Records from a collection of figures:
■ ■ ■ ■ ■ ■ ■
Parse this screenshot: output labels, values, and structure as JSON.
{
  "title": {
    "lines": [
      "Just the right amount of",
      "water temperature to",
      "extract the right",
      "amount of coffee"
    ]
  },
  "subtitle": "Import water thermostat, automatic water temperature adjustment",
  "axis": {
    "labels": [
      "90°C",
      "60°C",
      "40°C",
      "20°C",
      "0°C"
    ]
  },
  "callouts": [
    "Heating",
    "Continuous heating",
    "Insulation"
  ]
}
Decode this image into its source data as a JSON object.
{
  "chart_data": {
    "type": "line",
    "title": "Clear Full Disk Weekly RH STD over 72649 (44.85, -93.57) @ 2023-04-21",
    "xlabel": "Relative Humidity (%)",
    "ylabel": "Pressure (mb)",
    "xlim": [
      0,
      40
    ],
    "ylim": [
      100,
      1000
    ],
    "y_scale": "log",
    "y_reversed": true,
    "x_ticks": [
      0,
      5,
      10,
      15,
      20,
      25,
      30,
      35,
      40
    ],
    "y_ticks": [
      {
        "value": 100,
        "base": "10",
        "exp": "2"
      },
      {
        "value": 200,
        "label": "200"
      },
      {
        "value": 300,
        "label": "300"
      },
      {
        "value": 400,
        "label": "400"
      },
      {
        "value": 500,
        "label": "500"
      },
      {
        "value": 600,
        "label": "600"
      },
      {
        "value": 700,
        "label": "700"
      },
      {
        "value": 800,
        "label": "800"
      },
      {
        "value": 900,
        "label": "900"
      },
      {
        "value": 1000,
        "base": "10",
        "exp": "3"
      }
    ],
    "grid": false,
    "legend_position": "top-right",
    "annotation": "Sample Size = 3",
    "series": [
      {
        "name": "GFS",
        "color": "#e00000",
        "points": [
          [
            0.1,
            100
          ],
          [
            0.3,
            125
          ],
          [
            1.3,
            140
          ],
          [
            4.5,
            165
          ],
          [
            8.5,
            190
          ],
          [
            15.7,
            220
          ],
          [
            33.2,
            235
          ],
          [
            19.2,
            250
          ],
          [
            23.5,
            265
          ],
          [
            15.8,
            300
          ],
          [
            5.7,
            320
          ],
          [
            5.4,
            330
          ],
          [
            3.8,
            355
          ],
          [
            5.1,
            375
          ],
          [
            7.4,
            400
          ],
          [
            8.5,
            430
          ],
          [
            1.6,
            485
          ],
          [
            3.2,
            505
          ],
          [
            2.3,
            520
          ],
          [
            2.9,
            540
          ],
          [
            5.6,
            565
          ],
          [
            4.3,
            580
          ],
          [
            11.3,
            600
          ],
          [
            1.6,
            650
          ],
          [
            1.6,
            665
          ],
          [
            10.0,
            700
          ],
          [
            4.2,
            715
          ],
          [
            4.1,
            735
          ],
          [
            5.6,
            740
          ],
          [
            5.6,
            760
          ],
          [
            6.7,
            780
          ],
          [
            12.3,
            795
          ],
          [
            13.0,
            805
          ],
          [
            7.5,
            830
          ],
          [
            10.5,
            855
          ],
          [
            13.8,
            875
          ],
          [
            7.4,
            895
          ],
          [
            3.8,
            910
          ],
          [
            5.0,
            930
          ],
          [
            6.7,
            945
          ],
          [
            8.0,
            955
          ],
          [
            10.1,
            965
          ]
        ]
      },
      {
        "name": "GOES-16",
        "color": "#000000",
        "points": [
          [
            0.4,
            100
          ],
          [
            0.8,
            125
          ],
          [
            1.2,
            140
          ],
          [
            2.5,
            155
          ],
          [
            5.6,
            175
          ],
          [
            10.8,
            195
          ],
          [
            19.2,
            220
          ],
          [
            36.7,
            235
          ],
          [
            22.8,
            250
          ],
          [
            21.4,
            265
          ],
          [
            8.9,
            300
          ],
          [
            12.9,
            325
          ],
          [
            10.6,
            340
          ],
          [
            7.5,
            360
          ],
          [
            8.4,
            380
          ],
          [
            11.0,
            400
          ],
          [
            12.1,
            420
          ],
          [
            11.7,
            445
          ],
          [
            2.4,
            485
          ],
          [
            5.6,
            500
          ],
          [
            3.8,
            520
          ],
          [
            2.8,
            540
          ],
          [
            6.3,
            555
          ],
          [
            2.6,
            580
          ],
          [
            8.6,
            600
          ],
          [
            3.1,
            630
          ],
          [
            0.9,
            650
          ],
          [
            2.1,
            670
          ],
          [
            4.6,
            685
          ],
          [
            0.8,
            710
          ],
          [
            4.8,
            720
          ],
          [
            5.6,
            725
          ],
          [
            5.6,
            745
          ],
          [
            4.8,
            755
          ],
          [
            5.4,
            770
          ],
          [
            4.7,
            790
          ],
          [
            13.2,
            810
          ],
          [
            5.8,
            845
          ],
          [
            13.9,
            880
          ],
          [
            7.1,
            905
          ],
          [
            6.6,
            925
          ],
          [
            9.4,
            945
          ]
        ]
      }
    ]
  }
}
■ ■ ■ ■ ■ ■ ■
Copy out each record exactly as given, omitting none.

Parse this screenshot: output labels, values, and structure as JSON.
{
  "title": {
    "lines": [
      "Just the right amount of",
      "water temperature to",
      "extract the right",
      "amount of coffee"
    ]
  },
  "subtitle": "Import water thermostat, automatic water temperature adjustment",
  "axis": {
    "labels": [
      "90°C",
      "60°C",
      "40°C",
      "20°C",
      "0°C"
    ]
  },
  "callouts": [
    "Heating",
    "Continuous heating",
    "Insulation"
  ]
}
Decode this image into its source data as a JSON object.
{
  "chart_data": {
    "type": "line",
    "title": "Clear Full Disk Weekly RH STD over 72649 (44.85, -93.57) @ 2023-04-21",
    "xlabel": "Relative Humidity (%)",
    "ylabel": "Pressure (mb)",
    "xlim": [
      0,
      40
    ],
    "ylim": [
      100,
      1000
    ],
    "y_scale": "log",
    "y_reversed": true,
    "x_ticks": [
      0,
      5,
      10,
      15,
      20,
      25,
      30,
      35,
      40
    ],
    "y_ticks": [
      {
        "value": 100,
        "base": "10",
        "exp": "2"
      },
      {
        "value": 200,
        "label": "200"
      },
      {
        "value": 300,
        "label": "300"
      },
      {
        "value": 400,
        "label": "400"
      },
      {
        "value": 500,
        "label": "500"
      },
      {
        "value": 600,
        "label": "600"
      },
      {
        "value": 700,
        "label": "700"
      },
      {
        "value": 800,
        "label": "800"
      },
      {
        "value": 900,
        "label": "900"
      },
      {
        "value": 1000,
        "base": "10",
        "exp": "3"
      }
    ],
    "grid": false,
    "legend_position": "top-right",
    "annotation": "Sample Size = 3",
    "series": [
      {
        "name": "GFS",
        "color": "#e00000",
        "points": [
          [
            0.1,
            100
          ],
          [
            0.3,
            125
          ],
          [
            1.3,
            140
          ],
          [
            4.5,
            165
          ],
          [
            8.5,
            190
          ],
          [
            15.7,
            220
          ],
          [
            33.2,
            235
          ],
          [
            19.2,
            250
          ],
          [
            23.5,
            265
          ],
          [
            15.8,
            300
          ],
          [
            5.7,
            320
          ],
          [
            5.4,
            330
          ],
          [
            3.8,
            355
          ],
          [
            5.1,
            375
          ],
          [
            7.4,
            400
          ],
          [
            8.5,
            430
          ],
          [
            1.6,
            485
          ],
          [
            3.2,
            505
          ],
          [
            2.3,
            520
          ],
          [
            2.9,
            540
          ],
          [
            5.6,
            565
          ],
          [
            4.3,
            580
          ],
          [
            11.3,
            600
          ],
          [
            1.6,
            650
          ],
          [
            1.6,
            665
          ],
          [
            10.0,
            700
          ],
          [
            4.2,
            715
          ],
          [
            4.1,
            735
          ],
          [
            5.6,
            740
          ],
          [
            5.6,
            760
          ],
          [
            6.7,
            780
          ],
          [
            12.3,
            795
          ],
          [
            13.0,
            805
          ],
          [
            7.5,
            830
          ],
          [
            10.5,
            855
          ],
          [
            13.8,
            875
          ],
          [
            7.4,
            895
          ],
          [
            3.8,
            910
          ],
          [
            5.0,
            930
          ],
          [
            6.7,
            945
          ],
          [
            8.0,
            955
          ],
          [
            10.1,
            965
          ]
        ]
      },
      {
        "name": "GOES-16",
        "color": "#000000",
        "points": [
          [
            0.4,
            100
          ],
          [
            0.8,
            125
          ],
          [
            1.2,
            140
          ],
          [
            2.5,
            155
          ],
          [
            5.6,
            175
          ],
          [
            10.8,
            195
          ],
          [
            19.2,
            220
          ],
          [
            36.7,
            235
          ],
          [
            22.8,
            250
          ],
          [
            21.4,
            265
          ],
          [
            8.9,
            300
          ],
          [
            12.9,
            325
          ],
          [
            10.6,
            340
          ],
          [
            7.5,
            360
          ],
          [
            8.4,
            380
          ],
          [
            11.0,
            400
          ],
          [
            12.1,
            420
          ],
          [
            11.7,
            445
          ],
          [
            2.4,
            485
          ],
          [
            5.6,
            500
          ],
          [
            3.8,
            520
          ],
          [
            2.8,
            540
          ],
          [
            6.3,
            555
          ],
          [
            2.6,
            580
          ],
          [
            8.6,
            600
          ],
          [
            3.1,
            630
          ],
          [
            0.9,
            650
          ],
          [
            2.1,
            670
          ],
          [
            4.6,
            685
          ],
          [
            0.8,
            710
          ],
          [
            4.8,
            720
          ],
          [
            5.6,
            725
          ],
          [
            5.6,
            745
          ],
          [
            4.8,
            755
          ],
          [
            5.4,
            770
          ],
          [
            4.7,
            790
          ],
          [
            13.2,
            810
          ],
          [
            5.8,
            845
          ],
          [
            13.9,
            880
          ],
          [
            7.1,
            905
          ],
          [
            6.6,
            925
          ],
          [
            9.4,
            945
          ]
        ]
      }
    ]
  }
}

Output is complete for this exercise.